## PROVIDED DATA

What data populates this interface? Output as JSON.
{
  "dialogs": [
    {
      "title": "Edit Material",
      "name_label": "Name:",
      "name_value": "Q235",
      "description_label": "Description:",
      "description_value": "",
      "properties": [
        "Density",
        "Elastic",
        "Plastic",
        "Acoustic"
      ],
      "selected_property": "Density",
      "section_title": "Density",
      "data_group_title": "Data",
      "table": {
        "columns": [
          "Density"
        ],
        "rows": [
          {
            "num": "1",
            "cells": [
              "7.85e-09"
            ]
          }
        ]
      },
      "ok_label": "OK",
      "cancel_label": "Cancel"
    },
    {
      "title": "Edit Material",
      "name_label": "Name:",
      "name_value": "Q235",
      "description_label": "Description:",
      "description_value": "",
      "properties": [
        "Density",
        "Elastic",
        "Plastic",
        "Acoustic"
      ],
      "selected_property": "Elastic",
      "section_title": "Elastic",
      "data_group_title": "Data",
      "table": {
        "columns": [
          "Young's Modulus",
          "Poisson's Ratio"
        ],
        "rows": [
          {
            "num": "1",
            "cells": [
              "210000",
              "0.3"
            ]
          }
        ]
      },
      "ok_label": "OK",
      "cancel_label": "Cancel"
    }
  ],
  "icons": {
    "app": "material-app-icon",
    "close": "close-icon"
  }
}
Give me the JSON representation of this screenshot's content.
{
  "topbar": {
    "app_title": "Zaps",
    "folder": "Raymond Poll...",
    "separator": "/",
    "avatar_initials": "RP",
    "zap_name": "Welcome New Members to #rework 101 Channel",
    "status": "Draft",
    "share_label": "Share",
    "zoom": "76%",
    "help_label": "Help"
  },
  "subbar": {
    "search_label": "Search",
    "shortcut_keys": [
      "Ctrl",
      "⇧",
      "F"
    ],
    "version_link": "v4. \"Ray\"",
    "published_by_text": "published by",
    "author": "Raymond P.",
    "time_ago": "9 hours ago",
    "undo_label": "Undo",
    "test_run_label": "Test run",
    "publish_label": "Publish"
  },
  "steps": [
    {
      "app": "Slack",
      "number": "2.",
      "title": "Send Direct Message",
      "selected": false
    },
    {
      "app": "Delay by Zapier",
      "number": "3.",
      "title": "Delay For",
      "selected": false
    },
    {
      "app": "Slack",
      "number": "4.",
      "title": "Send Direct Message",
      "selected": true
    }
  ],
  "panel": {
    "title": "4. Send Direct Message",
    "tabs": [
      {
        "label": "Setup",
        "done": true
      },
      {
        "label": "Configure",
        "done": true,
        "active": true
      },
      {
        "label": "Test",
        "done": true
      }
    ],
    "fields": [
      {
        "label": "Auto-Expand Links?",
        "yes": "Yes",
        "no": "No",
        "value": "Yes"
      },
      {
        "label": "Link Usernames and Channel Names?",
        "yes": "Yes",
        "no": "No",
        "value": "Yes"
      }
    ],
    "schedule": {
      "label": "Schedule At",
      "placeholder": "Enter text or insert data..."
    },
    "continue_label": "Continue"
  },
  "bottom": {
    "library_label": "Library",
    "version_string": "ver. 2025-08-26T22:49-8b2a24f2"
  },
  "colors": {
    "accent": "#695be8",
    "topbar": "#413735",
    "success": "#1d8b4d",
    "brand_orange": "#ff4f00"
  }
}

## AIM OF THE TASK
Each line of the material above must be retyped precisely.

## SOLUTION TO THE PROBLEM
What data populates this interface? Output as JSON.
{
  "dialogs": [
    {
      "title": "Edit Material",
      "name_label": "Name:",
      "name_value": "Q235",
      "description_label": "Description:",
      "description_value": "",
      "properties": [
        "Density",
        "Elastic",
        "Plastic",
        "Acoustic"
      ],
      "selected_property": "Density",
      "section_title": "Density",
      "data_group_title": "Data",
      "table": {
        "columns": [
          "Density"
        ],
        "rows": [
          {
            "num": "1",
            "cells": [
              "7.85e-09"
            ]
          }
        ]
      },
      "ok_label": "OK",
      "cancel_label": "Cancel"
    },
    {
      "title": "Edit Material",
      "name_label": "Name:",
      "name_value": "Q235",
      "description_label": "Description:",
      "description_value": "",
      "properties": [
        "Density",
        "Elastic",
        "Plastic",
        "Acoustic"
      ],
      "selected_property": "Elastic",
      "section_title": "Elastic",
      "data_group_title": "Data",
      "table": {
        "columns": [
          "Young's Modulus",
          "Poisson's Ratio"
        ],
        "rows": [
          {
            "num": "1",
            "cells": [
              "210000",
              "0.3"
            ]
          }
        ]
      },
      "ok_label": "OK",
      "cancel_label": "Cancel"
    }
  ],
  "icons": {
    "app": "material-app-icon",
    "close": "close-icon"
  }
}
Give me the JSON representation of this screenshot's content.
{
  "topbar": {
    "app_title": "Zaps",
    "folder": "Raymond Poll...",
    "separator": "/",
    "avatar_initials": "RP",
    "zap_name": "Welcome New Members to #rework 101 Channel",
    "status": "Draft",
    "share_label": "Share",
    "zoom": "76%",
    "help_label": "Help"
  },
  "subbar": {
    "search_label": "Search",
    "shortcut_keys": [
      "Ctrl",
      "⇧",
      "F"
    ],
    "version_link": "v4. \"Ray\"",
    "published_by_text": "published by",
    "author": "Raymond P.",
    "time_ago": "9 hours ago",
    "undo_label": "Undo",
    "test_run_label": "Test run",
    "publish_label": "Publish"
  },
  "steps": [
    {
      "app": "Slack",
      "number": "2.",
      "title": "Send Direct Message",
      "selected": false
    },
    {
      "app": "Delay by Zapier",
      "number": "3.",
      "title": "Delay For",
      "selected": false
    },
    {
      "app": "Slack",
      "number": "4.",
      "title": "Send Direct Message",
      "selected": true
    }
  ],
  "panel": {
    "title": "4. Send Direct Message",
    "tabs": [
      {
        "label": "Setup",
        "done": true
      },
      {
        "label": "Configure",
        "done": true,
        "active": true
      },
      {
        "label": "Test",
        "done": true
      }
    ],
    "fields": [
      {
        "label": "Auto-Expand Links?",
        "yes": "Yes",
        "no": "No",
        "value": "Yes"
      },
      {
        "label": "Link Usernames and Channel Names?",
        "yes": "Yes",
        "no": "No",
        "value": "Yes"
      }
    ],
    "schedule": {
      "label": "Schedule At",
      "placeholder": "Enter text or insert data..."
    },
    "continue_label": "Continue"
  },
  "bottom": {
    "library_label": "Library",
    "version_string": "ver. 2025-08-26T22:49-8b2a24f2"
  },
  "colors": {
    "accent": "#695be8",
    "topbar": "#413735",
    "success": "#1d8b4d",
    "brand_orange": "#ff4f00"
  }
}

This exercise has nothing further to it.